• **Stated goal a**
In the entries from the line containing "cell-value-label: 0.55 (357, 950, 386, 965)" down through the line containing "cell-value-label: -0.06 (286, 804, 320, 819)", swap "heatmap-cell" for "grid-cell" and write those lines out again with everything else unchanged.

• **Source extract**
☆ ☆ ☆ ☆ ☆
Marion L. Bloom (1891 – March 10, 1975) was a writer, nurse, and H. L. Mencken's lover for about a decade - eventually becoming close enough that they seriously considered marriage. They first met February 1914 when Bloom visited the office of Baltimore Sun. Mencken and Bloom ended their relationship in the early 1920s, though Bloom continued to admire Mencken. Their love letters were published in In Defense of Marion: The Love of Marion Bloom & H.L. Mencken in 1996.

Life
Bloom had been born and raised in rural New Windsor, Maryland, she had five brothers and a sister. When Bloom was seven her father committed suicide, forcing the older children in the family to find work. As a teen she moved to Washington to find work as a writer. Bloom met H. L. Mencken there in February 1914 and the two quickly began a relationship, with Mencken traveling to Washington to see her and she traveling to New York. Bloom spent six months as a United States army nurse in Europe during World War I, and returned to America newly converted to Christian Science. Mencken, an atheist, suggested that it was Bloom's faith that caused him not to marry her, although there were certainly other factors at play, and their relationship continued into the 1920s.
☆ ☆ ☆ ☆ ☆
• **Supplied data**
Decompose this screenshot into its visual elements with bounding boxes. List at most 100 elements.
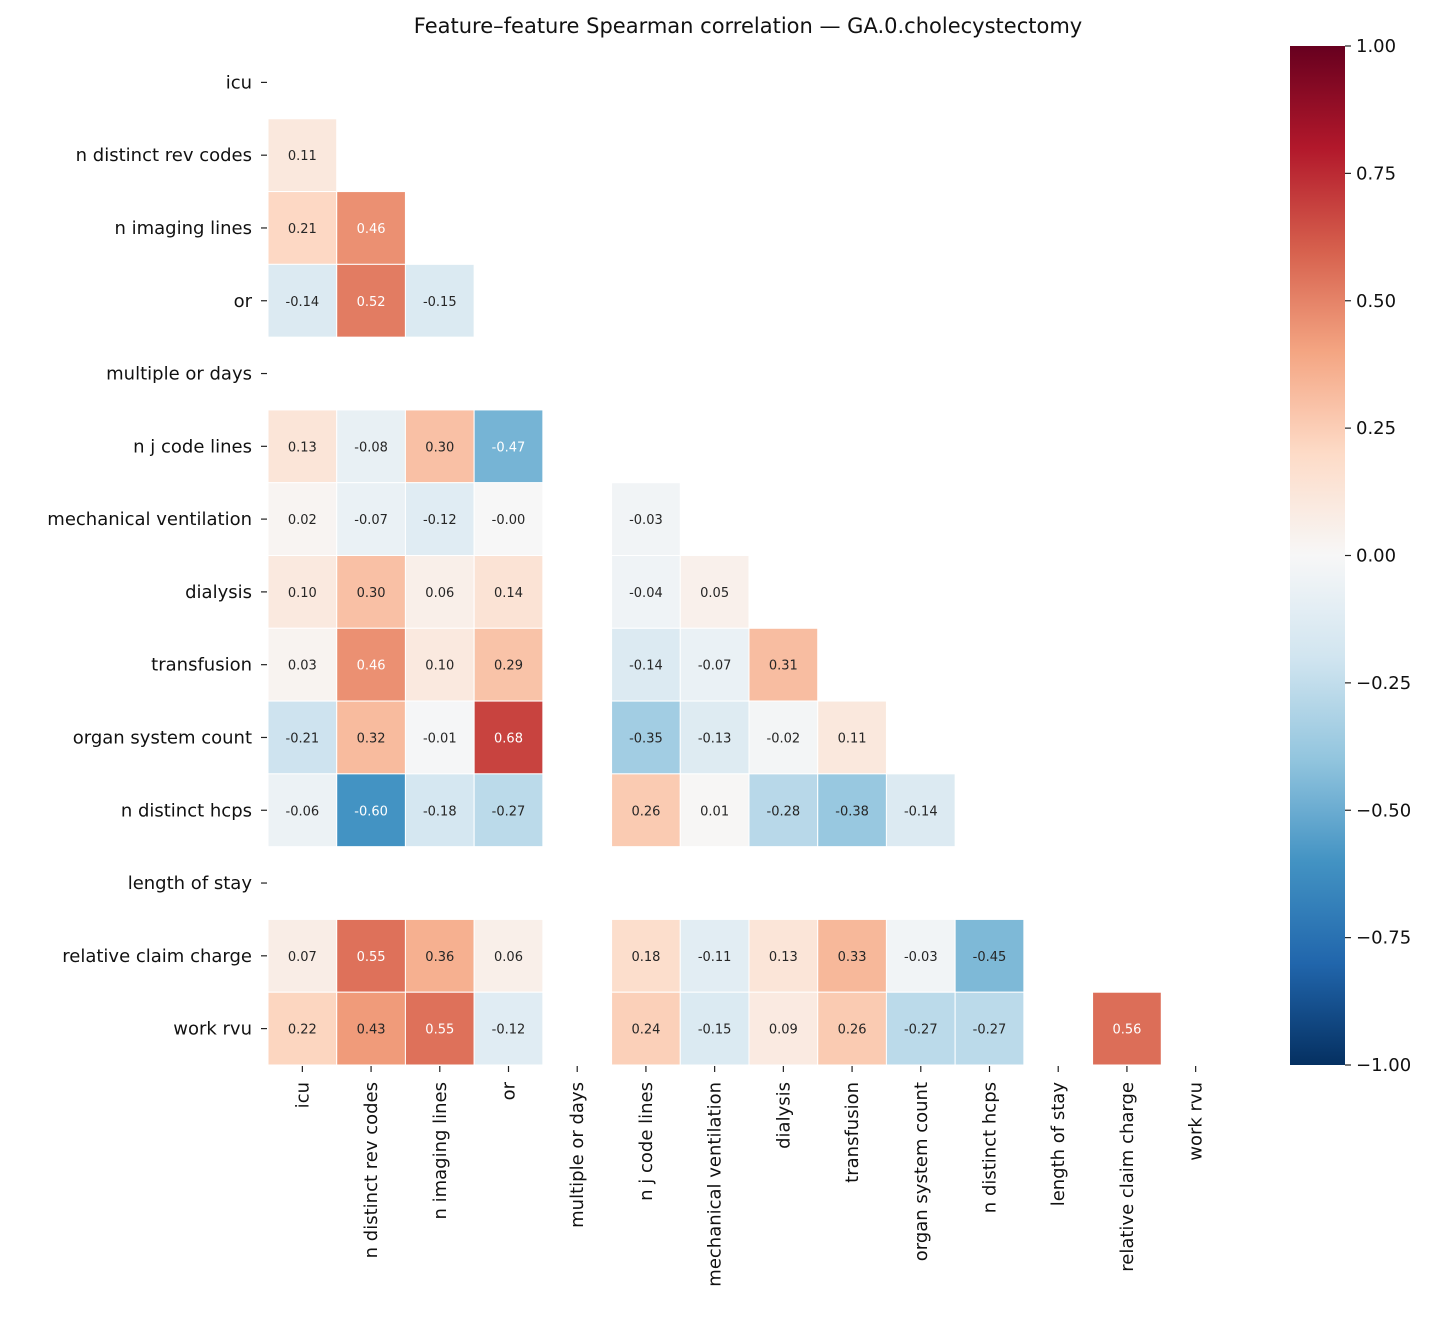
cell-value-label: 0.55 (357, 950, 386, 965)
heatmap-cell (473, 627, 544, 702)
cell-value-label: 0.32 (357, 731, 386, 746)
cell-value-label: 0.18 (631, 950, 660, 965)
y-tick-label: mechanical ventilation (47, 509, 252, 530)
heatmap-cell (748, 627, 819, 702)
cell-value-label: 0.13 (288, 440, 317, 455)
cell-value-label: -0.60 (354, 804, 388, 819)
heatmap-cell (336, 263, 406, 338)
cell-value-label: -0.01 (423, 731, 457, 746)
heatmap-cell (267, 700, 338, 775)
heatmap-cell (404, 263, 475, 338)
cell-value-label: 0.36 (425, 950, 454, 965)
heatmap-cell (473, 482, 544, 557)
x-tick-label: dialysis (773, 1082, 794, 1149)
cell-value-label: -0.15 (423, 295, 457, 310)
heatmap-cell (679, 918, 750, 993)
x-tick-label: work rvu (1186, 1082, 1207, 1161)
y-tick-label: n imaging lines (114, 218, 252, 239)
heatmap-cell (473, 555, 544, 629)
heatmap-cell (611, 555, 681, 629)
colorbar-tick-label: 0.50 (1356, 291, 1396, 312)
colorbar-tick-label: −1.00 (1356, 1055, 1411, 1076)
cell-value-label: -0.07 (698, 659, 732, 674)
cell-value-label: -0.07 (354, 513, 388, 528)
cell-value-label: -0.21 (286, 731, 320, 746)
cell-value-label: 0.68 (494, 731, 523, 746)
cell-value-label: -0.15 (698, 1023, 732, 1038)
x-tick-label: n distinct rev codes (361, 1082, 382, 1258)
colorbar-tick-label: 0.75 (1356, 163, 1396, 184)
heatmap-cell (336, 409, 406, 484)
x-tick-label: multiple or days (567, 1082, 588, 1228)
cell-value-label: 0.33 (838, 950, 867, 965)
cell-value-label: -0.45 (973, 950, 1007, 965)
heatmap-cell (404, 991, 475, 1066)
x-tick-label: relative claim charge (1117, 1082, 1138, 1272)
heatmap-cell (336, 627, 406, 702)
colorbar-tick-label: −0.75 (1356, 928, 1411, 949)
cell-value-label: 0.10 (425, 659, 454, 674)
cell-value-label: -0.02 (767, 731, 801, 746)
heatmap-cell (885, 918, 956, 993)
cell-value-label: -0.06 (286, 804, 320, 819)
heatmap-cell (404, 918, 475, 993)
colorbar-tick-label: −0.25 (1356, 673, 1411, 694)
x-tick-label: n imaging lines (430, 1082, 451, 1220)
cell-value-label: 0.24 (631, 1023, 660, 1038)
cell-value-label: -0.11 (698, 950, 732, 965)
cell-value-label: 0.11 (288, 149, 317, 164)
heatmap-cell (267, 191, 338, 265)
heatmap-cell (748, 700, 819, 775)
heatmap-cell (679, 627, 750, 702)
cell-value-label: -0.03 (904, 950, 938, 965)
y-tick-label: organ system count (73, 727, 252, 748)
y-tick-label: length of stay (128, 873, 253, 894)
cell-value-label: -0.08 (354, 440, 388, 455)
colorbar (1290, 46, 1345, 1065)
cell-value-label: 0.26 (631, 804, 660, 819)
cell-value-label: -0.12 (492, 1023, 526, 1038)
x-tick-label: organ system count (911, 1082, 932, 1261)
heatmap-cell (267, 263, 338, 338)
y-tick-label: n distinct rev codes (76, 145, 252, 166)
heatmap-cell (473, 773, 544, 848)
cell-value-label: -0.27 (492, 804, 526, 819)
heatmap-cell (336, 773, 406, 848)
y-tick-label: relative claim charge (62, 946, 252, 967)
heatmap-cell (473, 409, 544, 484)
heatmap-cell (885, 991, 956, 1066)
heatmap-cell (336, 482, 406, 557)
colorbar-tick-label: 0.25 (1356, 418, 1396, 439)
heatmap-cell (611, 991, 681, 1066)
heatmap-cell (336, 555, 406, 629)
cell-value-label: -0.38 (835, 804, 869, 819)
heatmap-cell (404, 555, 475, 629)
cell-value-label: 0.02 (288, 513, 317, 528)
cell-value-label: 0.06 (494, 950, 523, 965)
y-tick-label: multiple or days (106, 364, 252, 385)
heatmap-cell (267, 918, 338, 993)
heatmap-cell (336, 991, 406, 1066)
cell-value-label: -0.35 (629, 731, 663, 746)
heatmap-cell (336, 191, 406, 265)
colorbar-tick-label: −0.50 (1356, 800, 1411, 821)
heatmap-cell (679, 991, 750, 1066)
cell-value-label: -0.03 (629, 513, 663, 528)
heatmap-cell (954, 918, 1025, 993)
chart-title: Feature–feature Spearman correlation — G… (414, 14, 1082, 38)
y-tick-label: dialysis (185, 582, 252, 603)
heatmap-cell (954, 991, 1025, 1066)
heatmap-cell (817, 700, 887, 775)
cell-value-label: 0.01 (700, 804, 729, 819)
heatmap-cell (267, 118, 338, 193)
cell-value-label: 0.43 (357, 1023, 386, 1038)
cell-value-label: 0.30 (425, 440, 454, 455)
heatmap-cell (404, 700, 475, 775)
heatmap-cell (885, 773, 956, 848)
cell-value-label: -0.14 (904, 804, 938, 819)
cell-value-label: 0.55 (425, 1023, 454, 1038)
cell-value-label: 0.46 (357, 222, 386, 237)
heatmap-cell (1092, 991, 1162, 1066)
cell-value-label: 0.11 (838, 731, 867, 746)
☆ ☆ ☆ ☆ ☆
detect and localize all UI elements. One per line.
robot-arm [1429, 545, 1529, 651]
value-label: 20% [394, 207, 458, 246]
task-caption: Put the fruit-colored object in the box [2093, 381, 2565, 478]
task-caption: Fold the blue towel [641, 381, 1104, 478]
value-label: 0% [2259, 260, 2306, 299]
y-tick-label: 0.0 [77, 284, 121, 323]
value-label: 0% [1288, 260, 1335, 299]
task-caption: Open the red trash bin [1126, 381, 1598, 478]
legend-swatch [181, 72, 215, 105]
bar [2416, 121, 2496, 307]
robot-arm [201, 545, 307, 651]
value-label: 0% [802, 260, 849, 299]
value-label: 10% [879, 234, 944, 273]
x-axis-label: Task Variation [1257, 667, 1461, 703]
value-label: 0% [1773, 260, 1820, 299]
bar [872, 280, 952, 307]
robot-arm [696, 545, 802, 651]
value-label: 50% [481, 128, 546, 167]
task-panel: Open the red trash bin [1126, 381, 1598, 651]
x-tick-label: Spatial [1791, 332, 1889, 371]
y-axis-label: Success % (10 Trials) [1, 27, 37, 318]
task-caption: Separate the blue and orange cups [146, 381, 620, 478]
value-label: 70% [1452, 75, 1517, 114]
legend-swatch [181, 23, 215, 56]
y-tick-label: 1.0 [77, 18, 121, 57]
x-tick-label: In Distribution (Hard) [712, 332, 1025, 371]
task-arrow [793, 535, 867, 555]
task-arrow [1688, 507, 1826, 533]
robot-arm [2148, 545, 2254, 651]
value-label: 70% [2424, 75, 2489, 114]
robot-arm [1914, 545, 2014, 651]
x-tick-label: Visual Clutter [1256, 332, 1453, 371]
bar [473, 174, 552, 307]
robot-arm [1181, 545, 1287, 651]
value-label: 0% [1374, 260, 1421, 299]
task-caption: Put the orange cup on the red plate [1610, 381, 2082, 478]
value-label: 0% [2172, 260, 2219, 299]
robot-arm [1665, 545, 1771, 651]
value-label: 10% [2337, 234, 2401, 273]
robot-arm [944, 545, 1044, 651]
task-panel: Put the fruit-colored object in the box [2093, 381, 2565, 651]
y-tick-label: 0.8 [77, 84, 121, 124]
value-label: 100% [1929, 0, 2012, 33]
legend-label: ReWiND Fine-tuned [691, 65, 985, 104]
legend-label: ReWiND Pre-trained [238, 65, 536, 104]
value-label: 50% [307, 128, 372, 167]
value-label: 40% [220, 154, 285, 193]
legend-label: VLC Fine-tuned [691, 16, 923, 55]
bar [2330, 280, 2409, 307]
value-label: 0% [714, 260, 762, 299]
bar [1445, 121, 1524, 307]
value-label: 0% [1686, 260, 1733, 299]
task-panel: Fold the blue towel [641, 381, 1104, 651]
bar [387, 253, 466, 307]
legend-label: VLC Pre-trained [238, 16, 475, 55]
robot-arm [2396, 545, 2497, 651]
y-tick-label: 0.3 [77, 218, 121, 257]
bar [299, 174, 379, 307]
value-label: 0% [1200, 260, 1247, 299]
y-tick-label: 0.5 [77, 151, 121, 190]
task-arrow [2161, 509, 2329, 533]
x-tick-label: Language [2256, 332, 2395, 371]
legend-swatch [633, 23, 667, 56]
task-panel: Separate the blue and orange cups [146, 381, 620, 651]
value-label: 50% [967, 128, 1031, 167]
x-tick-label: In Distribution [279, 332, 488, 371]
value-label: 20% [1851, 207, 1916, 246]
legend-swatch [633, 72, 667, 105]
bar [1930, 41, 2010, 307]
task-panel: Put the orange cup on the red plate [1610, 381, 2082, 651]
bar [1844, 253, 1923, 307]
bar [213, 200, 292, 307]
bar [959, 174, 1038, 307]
☆ ☆ ☆ ☆ ☆
• **Stated goal b**
Write the next part of the Marion Bloom biography, starting right after its final sentence.

• **Task output a**
cell-value-label: 0.55 (357, 950, 386, 965)
grid-cell (473, 627, 544, 702)
cell-value-label: 0.32 (357, 731, 386, 746)
cell-value-label: 0.18 (631, 950, 660, 965)
y-tick-label: mechanical ventilation (47, 509, 252, 530)
grid-cell (748, 627, 819, 702)
cell-value-label: 0.13 (288, 440, 317, 455)
cell-value-label: -0.60 (354, 804, 388, 819)
grid-cell (336, 263, 406, 338)
cell-value-label: -0.01 (423, 731, 457, 746)
grid-cell (267, 700, 338, 775)
grid-cell (404, 263, 475, 338)
cell-value-label: 0.36 (425, 950, 454, 965)
grid-cell (473, 482, 544, 557)
x-tick-label: dialysis (773, 1082, 794, 1149)
cell-value-label: -0.15 (423, 295, 457, 310)
grid-cell (679, 918, 750, 993)
x-tick-label: work rvu (1186, 1082, 1207, 1161)
y-tick-label: n imaging lines (114, 218, 252, 239)
grid-cell (473, 555, 544, 629)
grid-cell (611, 555, 681, 629)
colorbar-tick-label: 0.50 (1356, 291, 1396, 312)
colorbar-tick-label: −1.00 (1356, 1055, 1411, 1076)
cell-value-label: -0.07 (698, 659, 732, 674)
cell-value-label: -0.07 (354, 513, 388, 528)
cell-value-label: -0.21 (286, 731, 320, 746)
cell-value-label: 0.68 (494, 731, 523, 746)
cell-value-label: -0.15 (698, 1023, 732, 1038)
x-tick-label: n distinct rev codes (361, 1082, 382, 1258)
colorbar-tick-label: 0.75 (1356, 163, 1396, 184)
grid-cell (336, 409, 406, 484)
x-tick-label: multiple or days (567, 1082, 588, 1228)
cell-value-label: 0.33 (838, 950, 867, 965)
cell-value-label: -0.45 (973, 950, 1007, 965)
grid-cell (404, 991, 475, 1066)
x-tick-label: relative claim charge (1117, 1082, 1138, 1272)
grid-cell (336, 627, 406, 702)
colorbar-tick-label: −0.75 (1356, 928, 1411, 949)
cell-value-label: 0.10 (425, 659, 454, 674)
cell-value-label: -0.02 (767, 731, 801, 746)
grid-cell (885, 918, 956, 993)
cell-value-label: -0.06 (286, 804, 320, 819)

• **Task output b**
In 1923, in a shock to Mencken, Bloom began a short lived marriage to Lou Martizer, likely because she believed Mencken would never marry her, and in anger Mencken destroyed her letters to him. Afterwards, Bloom moved to France and by the time she returned to the United States, Mencken had married the terminally-ill Sara Haardt in 1930, who died four years later.

According to Fred Hobson, Bloom is "an interesting character in her own right... a compelling figure not so much because she is unique as because, in many respects, she is representative... She was the prototypical small-town girl, emerging from hardship, poverty, and religious piety, who went to the city to pursue her own idea of the American dream. But Marion was never fully able to determine what version of that dream she wanted most — whether to succeed as a new woman, self-reliant professionally and emotionally, or whether to play a more traditional role and become the wife of a powerful man such as H. L. Mencken. She could not easily, in her time, have both, and she ended up having neither." Edward A. Martin's book In Defense of Marion calls Bloom and Mencken's relationship "the most important love relationship in H. L. Mencken’s life, one that he tried to obscure and hoped would remain buried within the copious record of his achievements as author and editor" and notes that it "flourished during a period when he wrote frequently about women’s issues."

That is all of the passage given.